The exercise: Using the data below, copy every line that contains the word "이끌어내는".
#### Data supplied ####
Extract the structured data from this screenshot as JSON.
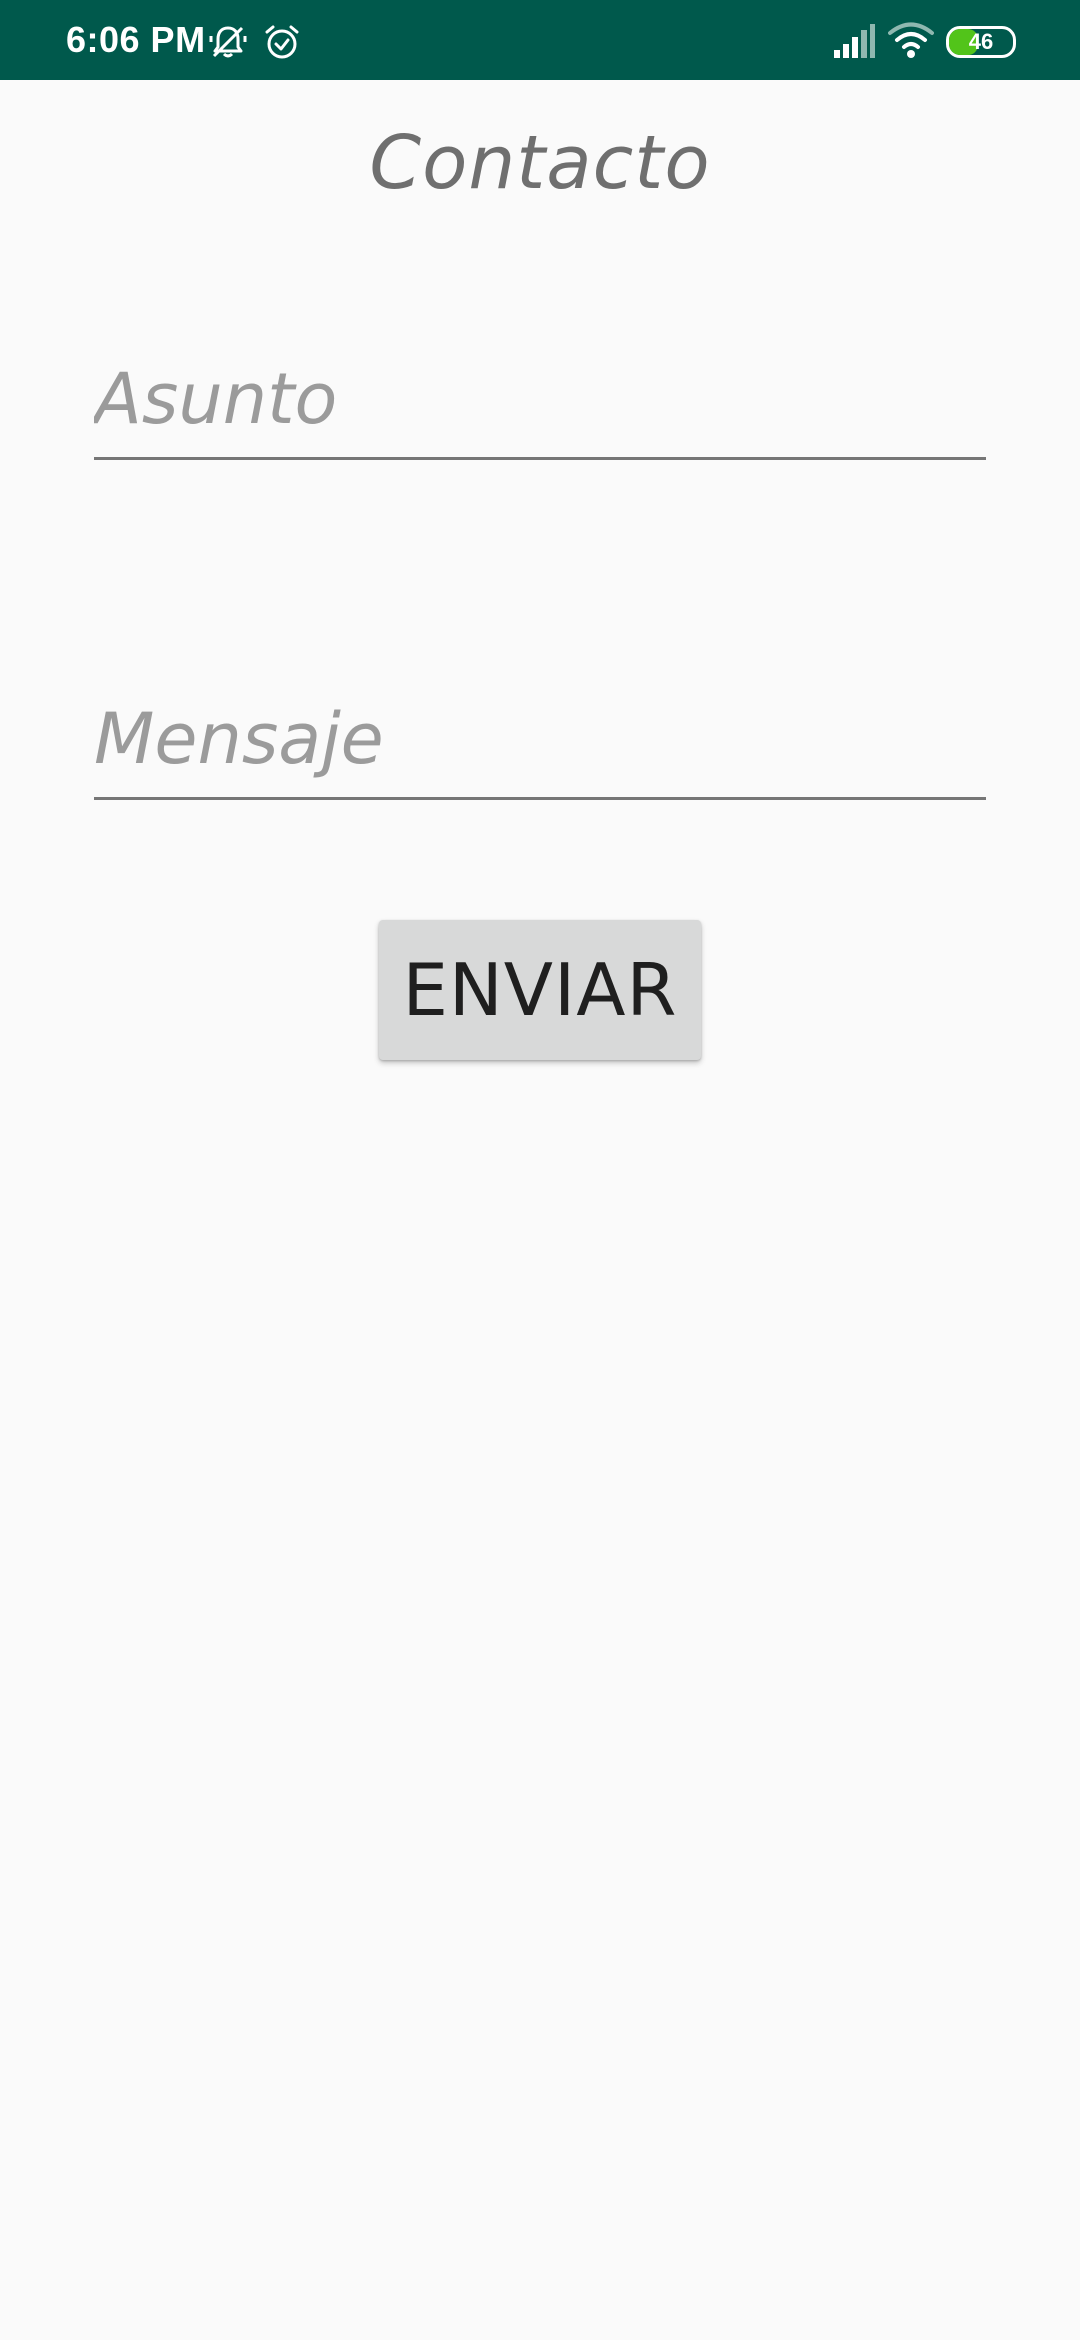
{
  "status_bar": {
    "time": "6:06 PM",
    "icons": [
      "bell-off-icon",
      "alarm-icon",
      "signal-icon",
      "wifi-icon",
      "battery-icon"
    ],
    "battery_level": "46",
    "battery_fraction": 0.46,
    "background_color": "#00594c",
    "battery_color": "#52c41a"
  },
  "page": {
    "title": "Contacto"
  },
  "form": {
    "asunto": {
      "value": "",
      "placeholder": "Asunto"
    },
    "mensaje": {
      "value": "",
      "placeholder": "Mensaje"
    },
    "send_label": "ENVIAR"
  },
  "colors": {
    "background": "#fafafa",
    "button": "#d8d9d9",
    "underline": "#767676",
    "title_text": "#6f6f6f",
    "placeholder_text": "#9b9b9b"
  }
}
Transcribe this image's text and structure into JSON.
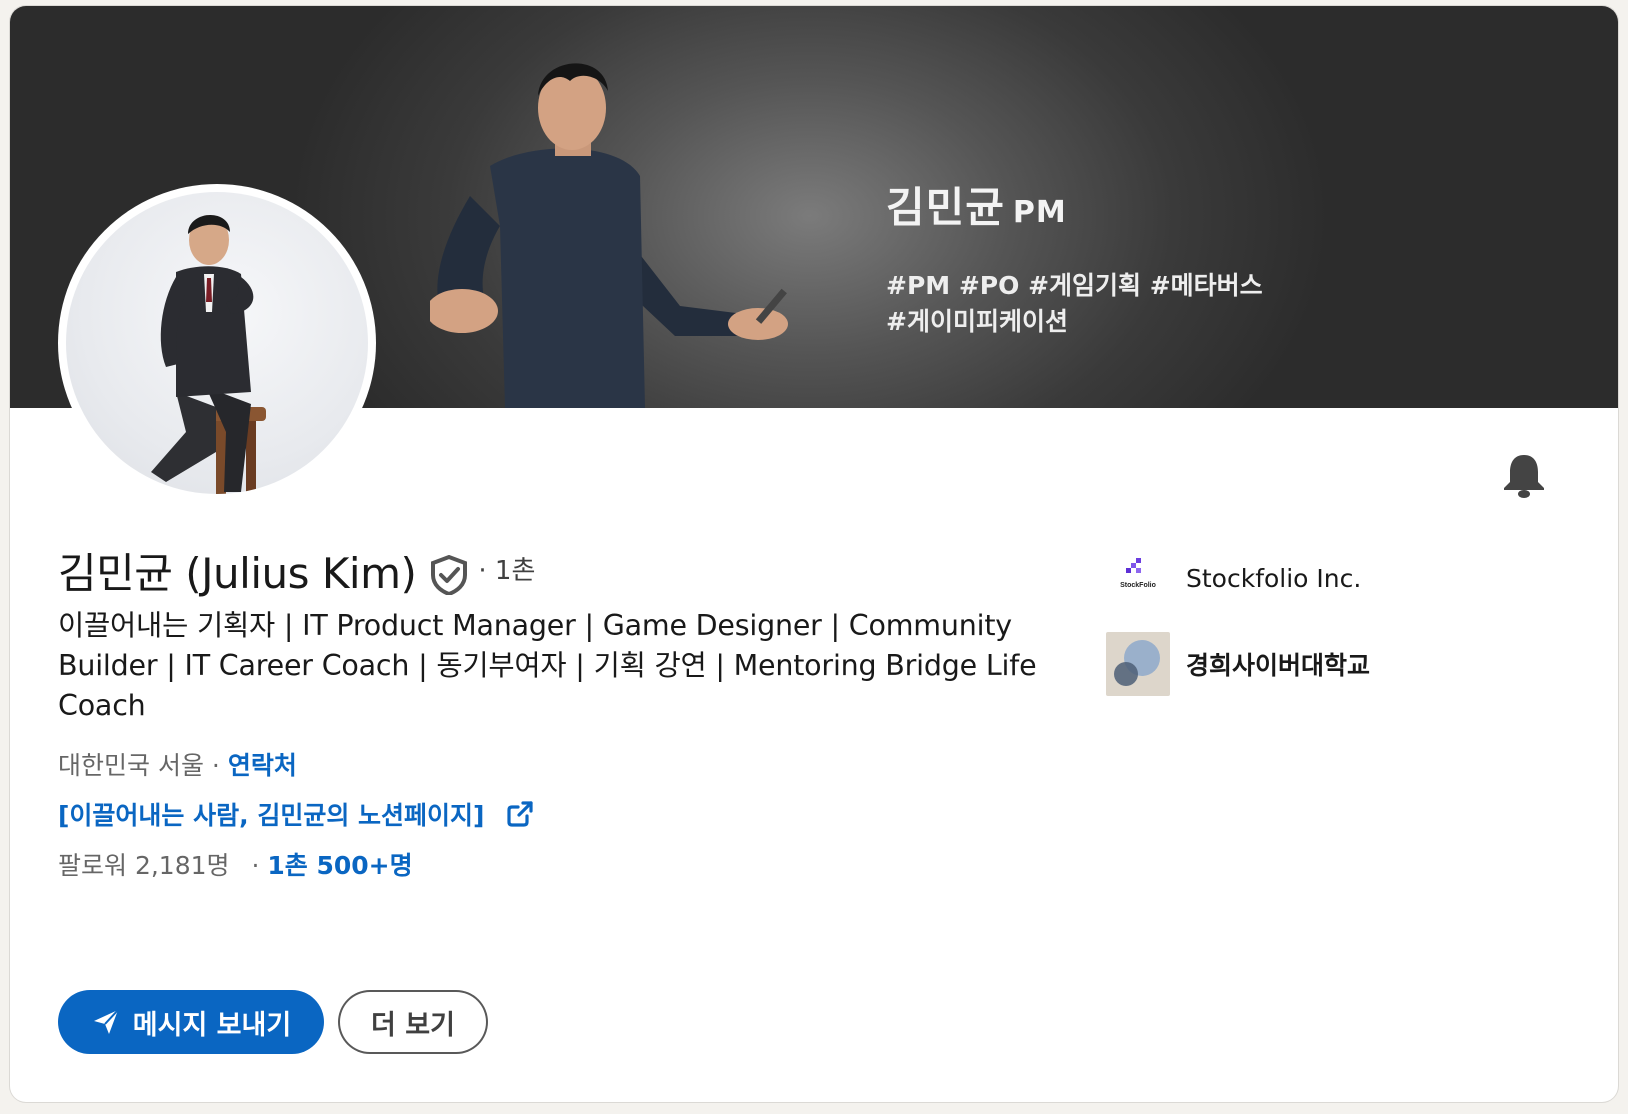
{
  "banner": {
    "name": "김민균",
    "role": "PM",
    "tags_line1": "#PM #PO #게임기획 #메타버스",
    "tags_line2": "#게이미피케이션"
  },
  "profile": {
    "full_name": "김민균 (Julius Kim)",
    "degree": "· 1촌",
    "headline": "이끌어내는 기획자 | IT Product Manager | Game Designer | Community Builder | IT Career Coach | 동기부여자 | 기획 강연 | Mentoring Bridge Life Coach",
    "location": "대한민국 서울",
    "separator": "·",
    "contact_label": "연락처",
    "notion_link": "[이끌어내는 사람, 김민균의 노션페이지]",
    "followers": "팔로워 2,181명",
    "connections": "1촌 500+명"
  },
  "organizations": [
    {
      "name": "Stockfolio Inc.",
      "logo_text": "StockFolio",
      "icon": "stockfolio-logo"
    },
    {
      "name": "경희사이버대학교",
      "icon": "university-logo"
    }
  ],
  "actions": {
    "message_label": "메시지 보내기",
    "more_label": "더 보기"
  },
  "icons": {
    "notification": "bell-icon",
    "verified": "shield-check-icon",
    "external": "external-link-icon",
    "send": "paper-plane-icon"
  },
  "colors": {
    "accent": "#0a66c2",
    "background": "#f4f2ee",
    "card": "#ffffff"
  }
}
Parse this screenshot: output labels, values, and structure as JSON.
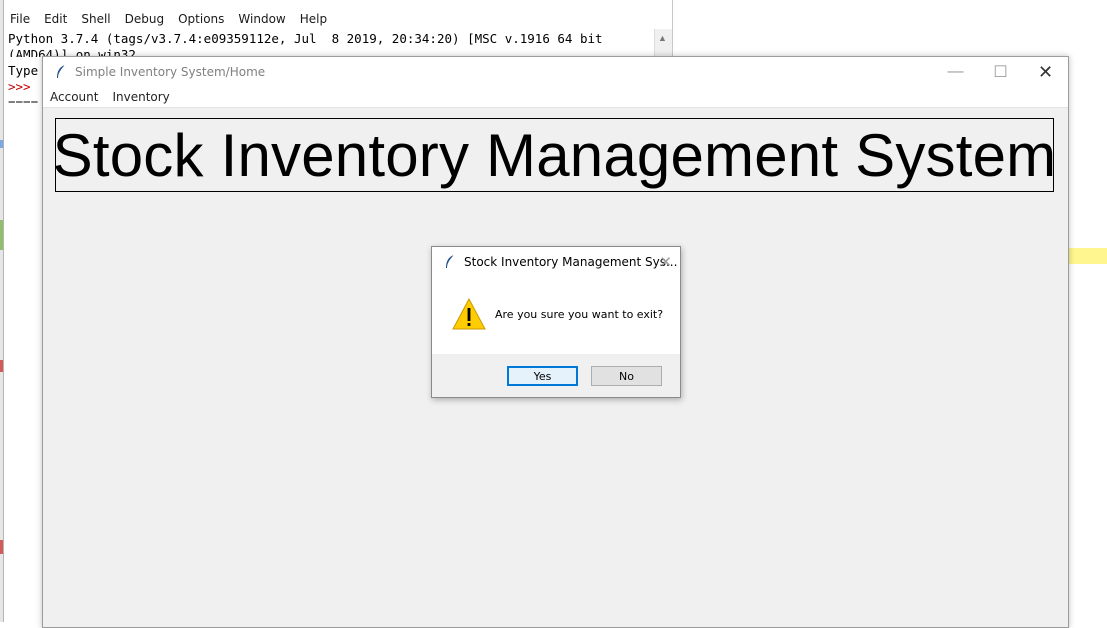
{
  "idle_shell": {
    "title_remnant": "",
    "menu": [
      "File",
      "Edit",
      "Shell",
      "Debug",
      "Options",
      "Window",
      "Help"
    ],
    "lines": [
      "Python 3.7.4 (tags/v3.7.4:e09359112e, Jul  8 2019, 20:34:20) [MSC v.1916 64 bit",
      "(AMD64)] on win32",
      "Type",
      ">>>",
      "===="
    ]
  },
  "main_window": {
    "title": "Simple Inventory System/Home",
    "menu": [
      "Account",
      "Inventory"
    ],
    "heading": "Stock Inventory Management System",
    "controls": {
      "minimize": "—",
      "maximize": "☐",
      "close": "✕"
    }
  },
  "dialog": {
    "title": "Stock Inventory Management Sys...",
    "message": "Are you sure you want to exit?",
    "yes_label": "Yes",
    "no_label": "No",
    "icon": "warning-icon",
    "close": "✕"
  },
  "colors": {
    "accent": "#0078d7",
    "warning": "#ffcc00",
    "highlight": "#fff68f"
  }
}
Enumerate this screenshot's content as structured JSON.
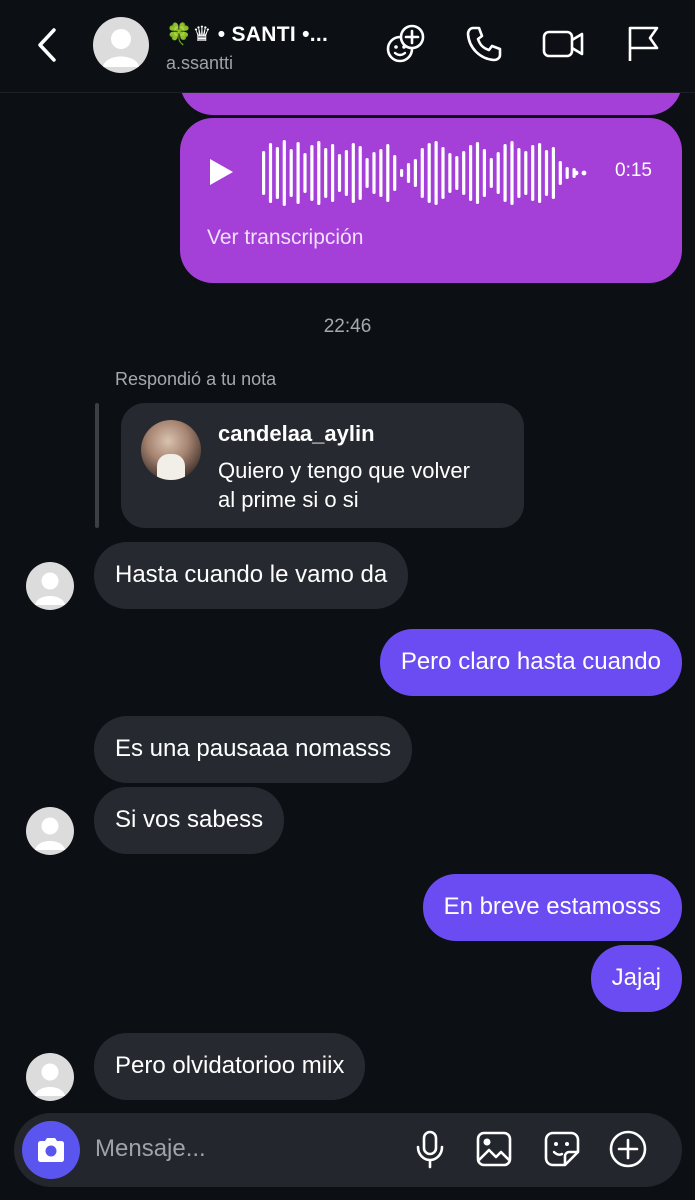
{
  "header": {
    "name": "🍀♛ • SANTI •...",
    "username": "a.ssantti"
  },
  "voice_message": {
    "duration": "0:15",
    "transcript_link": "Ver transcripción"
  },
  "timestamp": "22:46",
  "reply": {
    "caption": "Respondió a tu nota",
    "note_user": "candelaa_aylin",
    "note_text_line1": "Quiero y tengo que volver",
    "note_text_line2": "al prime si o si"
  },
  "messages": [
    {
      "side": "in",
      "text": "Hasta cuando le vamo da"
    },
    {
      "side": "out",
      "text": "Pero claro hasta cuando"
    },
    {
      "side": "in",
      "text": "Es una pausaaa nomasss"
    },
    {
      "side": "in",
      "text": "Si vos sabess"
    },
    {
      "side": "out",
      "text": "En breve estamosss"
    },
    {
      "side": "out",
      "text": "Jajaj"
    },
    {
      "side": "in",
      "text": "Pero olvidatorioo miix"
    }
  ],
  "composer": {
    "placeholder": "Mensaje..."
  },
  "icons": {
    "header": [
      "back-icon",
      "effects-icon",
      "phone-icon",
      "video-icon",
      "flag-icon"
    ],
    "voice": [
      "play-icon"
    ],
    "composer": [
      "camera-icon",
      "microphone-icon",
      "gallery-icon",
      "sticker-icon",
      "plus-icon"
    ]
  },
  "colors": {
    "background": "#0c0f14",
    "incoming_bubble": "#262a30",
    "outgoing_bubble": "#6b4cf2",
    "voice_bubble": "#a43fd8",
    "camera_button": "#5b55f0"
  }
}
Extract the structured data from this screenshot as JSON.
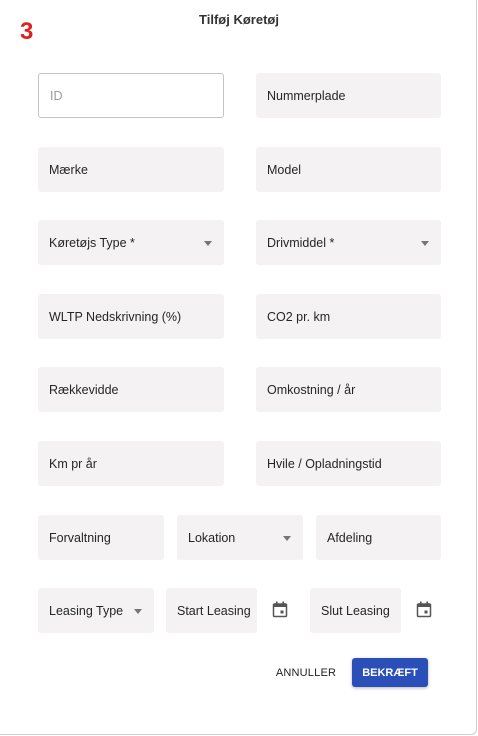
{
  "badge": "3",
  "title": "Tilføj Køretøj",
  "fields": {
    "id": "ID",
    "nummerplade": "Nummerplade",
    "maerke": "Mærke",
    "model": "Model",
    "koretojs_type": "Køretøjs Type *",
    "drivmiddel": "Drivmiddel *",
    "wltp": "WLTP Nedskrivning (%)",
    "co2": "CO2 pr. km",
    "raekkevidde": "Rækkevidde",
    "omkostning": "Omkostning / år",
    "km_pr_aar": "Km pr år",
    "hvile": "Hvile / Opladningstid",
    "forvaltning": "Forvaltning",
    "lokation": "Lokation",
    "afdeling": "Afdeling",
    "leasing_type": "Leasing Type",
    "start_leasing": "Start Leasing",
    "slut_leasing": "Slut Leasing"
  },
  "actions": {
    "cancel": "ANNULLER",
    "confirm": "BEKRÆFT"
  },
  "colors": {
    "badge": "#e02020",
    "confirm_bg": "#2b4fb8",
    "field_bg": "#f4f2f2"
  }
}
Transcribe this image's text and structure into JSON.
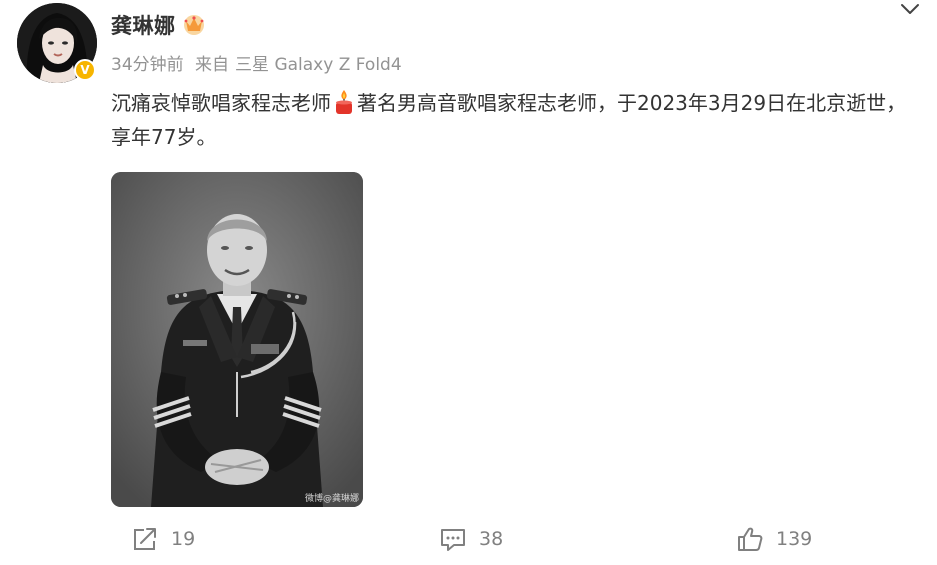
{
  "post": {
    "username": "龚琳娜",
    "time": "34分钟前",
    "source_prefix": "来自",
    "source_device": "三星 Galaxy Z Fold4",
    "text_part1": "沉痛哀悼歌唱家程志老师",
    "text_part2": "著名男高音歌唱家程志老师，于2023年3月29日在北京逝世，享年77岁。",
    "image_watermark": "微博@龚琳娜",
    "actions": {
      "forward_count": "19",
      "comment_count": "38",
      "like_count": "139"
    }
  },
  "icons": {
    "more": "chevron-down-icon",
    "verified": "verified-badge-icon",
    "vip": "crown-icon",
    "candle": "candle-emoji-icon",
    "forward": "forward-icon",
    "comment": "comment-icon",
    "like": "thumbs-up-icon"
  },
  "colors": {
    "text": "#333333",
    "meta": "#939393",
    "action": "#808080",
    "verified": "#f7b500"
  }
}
####
Response to the task:
    "headline": "이끌어내는 기획자 | IT Product Manager | Game Designer | Community Builder | IT Career Coach | 동기부여자 | 기획 강연 | Mentoring Bridge Life Coach",
    "notion_link": "[이끌어내는 사람, 김민균의 노션페이지]",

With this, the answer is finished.